## Objective:
Copy the lines below verbatim, beginning with the line that includes "Output a JSON" and continuing to the end; leave out everything before it.

## Record set:
☆ ☆ ☆ ☆

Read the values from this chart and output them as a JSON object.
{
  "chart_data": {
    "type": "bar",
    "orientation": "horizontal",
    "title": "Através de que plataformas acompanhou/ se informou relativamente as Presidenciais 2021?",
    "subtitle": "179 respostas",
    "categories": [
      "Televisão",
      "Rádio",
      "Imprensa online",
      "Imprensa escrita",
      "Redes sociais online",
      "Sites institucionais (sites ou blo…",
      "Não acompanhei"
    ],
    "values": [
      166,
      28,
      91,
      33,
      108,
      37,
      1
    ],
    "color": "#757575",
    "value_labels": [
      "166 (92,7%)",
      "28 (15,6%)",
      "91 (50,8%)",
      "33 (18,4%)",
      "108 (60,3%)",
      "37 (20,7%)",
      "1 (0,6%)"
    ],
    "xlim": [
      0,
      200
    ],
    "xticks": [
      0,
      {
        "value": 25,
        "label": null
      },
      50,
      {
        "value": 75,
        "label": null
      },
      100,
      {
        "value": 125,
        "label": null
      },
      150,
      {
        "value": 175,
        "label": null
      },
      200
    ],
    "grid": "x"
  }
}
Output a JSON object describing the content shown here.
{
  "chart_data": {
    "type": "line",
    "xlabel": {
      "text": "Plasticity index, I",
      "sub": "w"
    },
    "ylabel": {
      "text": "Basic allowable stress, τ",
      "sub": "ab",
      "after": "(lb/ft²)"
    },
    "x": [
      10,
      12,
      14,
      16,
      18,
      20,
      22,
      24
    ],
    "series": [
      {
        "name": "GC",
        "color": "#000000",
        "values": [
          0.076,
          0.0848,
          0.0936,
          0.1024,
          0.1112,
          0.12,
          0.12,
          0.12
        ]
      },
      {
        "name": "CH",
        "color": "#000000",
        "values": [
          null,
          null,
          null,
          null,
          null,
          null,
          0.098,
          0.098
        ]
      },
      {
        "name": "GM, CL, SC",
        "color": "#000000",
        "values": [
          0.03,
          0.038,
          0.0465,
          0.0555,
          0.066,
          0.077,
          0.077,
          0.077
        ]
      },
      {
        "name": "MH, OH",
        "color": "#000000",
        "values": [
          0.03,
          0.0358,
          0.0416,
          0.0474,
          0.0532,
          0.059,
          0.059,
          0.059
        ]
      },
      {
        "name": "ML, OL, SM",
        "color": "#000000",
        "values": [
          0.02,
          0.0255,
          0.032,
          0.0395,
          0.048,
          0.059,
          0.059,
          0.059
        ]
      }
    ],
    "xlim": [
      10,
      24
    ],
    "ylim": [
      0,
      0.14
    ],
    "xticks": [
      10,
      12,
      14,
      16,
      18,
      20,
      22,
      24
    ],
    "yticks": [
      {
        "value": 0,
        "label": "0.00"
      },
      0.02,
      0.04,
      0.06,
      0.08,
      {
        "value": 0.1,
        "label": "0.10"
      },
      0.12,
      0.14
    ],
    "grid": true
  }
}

☆ ☆ ☆ ☆

## Full output:
Output a JSON object describing the content shown here.
{
  "chart_data": {
    "type": "line",
    "xlabel": {
      "text": "Plasticity index, I",
      "sub": "w"
    },
    "ylabel": {
      "text": "Basic allowable stress, τ",
      "sub": "ab",
      "after": "(lb/ft²)"
    },
    "x": [
      10,
      12,
      14,
      16,
      18,
      20,
      22,
      24
    ],
    "series": [
      {
        "name": "GC",
        "color": "#000000",
        "values": [
          0.076,
          0.0848,
          0.0936,
          0.1024,
          0.1112,
          0.12,
          0.12,
          0.12
        ]
      },
      {
        "name": "CH",
        "color": "#000000",
        "values": [
          null,
          null,
          null,
          null,
          null,
          null,
          0.098,
          0.098
        ]
      },
      {
        "name": "GM, CL, SC",
        "color": "#000000",
        "values": [
          0.03,
          0.038,
          0.0465,
          0.0555,
          0.066,
          0.077,
          0.077,
          0.077
        ]
      },
      {
        "name": "MH, OH",
        "color": "#000000",
        "values": [
          0.03,
          0.0358,
          0.0416,
          0.0474,
          0.0532,
          0.059,
          0.059,
          0.059
        ]
      },
      {
        "name": "ML, OL, SM",
        "color": "#000000",
        "values": [
          0.02,
          0.0255,
          0.032,
          0.0395,
          0.048,
          0.059,
          0.059,
          0.059
        ]
      }
    ],
    "xlim": [
      10,
      24
    ],
    "ylim": [
      0,
      0.14
    ],
    "xticks": [
      10,
      12,
      14,
      16,
      18,
      20,
      22,
      24
    ],
    "yticks": [
      {
        "value": 0,
        "label": "0.00"
      },
      0.02,
      0.04,
      0.06,
      0.08,
      {
        "value": 0.1,
        "label": "0.10"
      },
      0.12,
      0.14
    ],
    "grid": true
  }
}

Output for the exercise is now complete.